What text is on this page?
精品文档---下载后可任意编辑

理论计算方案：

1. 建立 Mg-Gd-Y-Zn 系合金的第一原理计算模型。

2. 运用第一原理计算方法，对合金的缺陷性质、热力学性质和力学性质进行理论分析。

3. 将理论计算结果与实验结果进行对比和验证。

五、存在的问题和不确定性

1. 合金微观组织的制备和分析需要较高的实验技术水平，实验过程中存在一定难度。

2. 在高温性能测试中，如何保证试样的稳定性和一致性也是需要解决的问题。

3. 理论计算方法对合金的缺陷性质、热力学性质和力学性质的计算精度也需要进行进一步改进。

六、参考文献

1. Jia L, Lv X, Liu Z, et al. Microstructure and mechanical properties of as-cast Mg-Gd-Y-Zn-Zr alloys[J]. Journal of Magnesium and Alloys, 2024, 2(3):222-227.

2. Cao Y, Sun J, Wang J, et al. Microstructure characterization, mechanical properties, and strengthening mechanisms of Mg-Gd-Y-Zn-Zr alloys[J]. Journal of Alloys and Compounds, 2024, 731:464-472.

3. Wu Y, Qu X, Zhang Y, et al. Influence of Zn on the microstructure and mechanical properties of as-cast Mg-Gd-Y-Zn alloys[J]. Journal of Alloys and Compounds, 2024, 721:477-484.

▬▬▬

◆ Directive:
Show the lines of the material that contain the word "cast".

◆ Output below:
1. Jia L, Lv X, Liu Z, et al. Microstructure and mechanical properties of as-cast Mg-Gd-Y-Zn-Zr alloys[J]. Journal of Magnesium and Alloys, 2024, 2(3):222-227.
3. Wu Y, Qu X, Zhang Y, et al. Influence of Zn on the microstructure and mechanical properties of as-cast Mg-Gd-Y-Zn alloys[J]. Journal of Alloys and Compounds, 2024, 721:477-484.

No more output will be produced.